# What to do
Copy the rows word for word, beginning with the first one and ending after the line that contains "- add-key-icon[interactable]: ◆: [651, 848, 657, 857]".

(Bounding box annotations)
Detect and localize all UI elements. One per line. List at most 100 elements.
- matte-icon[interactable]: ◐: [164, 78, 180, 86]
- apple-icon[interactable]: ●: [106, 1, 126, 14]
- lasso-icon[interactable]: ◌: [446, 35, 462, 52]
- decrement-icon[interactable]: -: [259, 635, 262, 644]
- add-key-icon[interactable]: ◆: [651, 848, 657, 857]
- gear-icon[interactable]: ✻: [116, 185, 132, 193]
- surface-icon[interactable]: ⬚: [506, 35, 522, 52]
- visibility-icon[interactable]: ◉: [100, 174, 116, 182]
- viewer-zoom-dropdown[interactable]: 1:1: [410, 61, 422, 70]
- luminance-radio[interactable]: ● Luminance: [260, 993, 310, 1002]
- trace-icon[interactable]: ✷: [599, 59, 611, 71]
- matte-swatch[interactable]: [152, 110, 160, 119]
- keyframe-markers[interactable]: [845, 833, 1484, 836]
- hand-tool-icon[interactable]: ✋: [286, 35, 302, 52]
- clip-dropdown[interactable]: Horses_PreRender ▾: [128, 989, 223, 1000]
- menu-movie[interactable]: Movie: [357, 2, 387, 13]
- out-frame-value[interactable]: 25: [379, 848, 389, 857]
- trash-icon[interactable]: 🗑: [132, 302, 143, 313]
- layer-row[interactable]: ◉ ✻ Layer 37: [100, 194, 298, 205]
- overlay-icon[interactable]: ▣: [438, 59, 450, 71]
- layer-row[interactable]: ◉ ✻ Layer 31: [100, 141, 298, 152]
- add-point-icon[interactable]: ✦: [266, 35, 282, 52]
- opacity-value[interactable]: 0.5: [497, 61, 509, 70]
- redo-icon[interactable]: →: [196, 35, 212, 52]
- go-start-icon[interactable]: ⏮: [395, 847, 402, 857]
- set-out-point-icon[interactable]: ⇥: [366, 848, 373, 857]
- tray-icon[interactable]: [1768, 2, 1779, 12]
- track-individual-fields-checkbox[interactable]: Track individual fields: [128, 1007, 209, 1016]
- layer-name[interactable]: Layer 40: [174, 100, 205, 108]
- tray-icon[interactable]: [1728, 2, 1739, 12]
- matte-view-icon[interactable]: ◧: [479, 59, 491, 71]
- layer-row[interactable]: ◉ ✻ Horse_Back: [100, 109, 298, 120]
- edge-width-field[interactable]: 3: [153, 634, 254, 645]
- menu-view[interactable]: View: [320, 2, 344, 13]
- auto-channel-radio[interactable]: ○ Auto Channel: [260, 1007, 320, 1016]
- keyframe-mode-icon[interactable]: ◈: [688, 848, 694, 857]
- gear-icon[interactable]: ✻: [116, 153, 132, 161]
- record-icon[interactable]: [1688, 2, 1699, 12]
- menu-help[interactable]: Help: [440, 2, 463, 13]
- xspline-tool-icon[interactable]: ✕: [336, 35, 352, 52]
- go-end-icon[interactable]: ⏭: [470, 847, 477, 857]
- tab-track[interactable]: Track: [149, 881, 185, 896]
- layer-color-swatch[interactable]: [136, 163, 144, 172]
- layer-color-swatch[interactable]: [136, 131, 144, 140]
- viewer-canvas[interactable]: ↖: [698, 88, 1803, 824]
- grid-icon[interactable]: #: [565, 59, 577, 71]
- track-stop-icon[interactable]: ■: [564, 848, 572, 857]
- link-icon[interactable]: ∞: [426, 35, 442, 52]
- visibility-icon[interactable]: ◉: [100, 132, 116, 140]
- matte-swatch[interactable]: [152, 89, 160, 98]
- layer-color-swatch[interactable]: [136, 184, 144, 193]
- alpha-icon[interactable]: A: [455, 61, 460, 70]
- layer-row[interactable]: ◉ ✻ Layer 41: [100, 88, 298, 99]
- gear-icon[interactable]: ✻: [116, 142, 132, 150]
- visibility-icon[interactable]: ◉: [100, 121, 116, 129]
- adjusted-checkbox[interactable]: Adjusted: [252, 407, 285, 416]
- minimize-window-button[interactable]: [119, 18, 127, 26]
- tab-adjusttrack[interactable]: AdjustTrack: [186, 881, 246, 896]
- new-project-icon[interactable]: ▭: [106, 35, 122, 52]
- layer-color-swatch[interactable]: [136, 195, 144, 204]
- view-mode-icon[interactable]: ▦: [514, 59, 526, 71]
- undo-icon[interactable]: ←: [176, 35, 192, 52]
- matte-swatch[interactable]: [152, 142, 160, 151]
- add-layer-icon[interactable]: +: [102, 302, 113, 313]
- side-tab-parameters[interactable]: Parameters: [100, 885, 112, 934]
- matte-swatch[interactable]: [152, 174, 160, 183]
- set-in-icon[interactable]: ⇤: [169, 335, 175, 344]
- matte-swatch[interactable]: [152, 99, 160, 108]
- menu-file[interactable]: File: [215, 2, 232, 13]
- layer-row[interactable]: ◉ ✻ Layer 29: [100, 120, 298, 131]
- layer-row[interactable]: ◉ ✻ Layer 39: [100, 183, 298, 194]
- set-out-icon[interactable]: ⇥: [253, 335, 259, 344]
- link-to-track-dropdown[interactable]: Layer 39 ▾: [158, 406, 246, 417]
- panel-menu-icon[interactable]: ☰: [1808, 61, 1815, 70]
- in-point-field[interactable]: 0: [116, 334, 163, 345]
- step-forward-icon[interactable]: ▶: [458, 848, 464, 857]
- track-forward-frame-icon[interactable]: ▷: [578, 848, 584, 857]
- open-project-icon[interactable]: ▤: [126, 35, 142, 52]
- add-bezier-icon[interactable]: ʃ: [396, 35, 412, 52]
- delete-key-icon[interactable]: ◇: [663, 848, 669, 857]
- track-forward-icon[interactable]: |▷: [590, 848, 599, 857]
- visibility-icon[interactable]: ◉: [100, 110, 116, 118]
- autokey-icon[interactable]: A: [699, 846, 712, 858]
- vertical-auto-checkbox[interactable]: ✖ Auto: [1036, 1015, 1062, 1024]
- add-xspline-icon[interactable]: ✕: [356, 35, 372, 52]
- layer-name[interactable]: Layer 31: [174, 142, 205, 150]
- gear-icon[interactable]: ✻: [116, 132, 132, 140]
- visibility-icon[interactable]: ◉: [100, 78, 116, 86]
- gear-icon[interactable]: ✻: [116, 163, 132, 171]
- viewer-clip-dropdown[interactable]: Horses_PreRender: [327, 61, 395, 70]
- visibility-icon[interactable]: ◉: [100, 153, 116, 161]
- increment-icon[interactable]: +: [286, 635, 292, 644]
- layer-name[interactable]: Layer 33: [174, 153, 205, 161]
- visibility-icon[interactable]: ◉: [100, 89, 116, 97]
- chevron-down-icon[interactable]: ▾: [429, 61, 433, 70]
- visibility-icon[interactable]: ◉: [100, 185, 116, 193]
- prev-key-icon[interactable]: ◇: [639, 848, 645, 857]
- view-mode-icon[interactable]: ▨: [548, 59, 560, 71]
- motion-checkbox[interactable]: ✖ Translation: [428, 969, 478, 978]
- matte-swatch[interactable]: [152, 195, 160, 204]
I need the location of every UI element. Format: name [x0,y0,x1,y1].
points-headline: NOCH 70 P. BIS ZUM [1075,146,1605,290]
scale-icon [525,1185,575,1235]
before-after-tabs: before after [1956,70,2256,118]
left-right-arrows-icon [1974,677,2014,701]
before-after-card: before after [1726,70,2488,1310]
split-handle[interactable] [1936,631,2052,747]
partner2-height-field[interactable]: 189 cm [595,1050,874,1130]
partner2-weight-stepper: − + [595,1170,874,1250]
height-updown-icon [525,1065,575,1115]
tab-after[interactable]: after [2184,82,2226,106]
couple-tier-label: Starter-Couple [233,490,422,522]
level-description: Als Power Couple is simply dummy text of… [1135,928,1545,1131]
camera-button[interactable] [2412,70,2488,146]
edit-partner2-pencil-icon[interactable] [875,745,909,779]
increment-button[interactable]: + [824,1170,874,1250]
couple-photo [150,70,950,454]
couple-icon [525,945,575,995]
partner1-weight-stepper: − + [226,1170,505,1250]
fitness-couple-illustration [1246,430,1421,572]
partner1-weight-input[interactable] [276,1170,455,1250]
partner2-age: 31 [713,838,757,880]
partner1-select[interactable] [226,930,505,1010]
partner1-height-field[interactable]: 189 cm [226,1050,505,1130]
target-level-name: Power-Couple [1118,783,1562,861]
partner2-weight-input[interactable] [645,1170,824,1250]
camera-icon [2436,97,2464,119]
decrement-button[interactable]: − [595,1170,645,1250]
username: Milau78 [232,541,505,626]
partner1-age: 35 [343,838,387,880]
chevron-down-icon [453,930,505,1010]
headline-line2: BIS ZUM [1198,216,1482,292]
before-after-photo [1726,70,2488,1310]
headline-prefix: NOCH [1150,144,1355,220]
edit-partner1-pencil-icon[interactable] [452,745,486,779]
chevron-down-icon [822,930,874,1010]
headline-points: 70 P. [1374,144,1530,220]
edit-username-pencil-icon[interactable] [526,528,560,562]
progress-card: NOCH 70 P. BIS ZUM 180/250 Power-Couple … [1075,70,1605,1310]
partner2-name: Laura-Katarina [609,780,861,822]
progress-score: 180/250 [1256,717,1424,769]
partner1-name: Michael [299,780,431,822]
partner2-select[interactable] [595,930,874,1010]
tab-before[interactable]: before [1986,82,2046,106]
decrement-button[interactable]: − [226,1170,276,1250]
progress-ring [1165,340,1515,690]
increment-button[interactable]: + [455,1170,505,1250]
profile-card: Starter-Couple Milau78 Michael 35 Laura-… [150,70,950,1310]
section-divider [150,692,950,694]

# Finished task
Detect and localize all UI elements. One per line. List at most 100 elements.
- matte-icon[interactable]: ◐: [164, 78, 180, 86]
- apple-icon[interactable]: ●: [106, 1, 126, 14]
- lasso-icon[interactable]: ◌: [446, 35, 462, 52]
- decrement-icon[interactable]: -: [259, 635, 262, 644]
- add-key-icon[interactable]: ◆: [651, 848, 657, 857]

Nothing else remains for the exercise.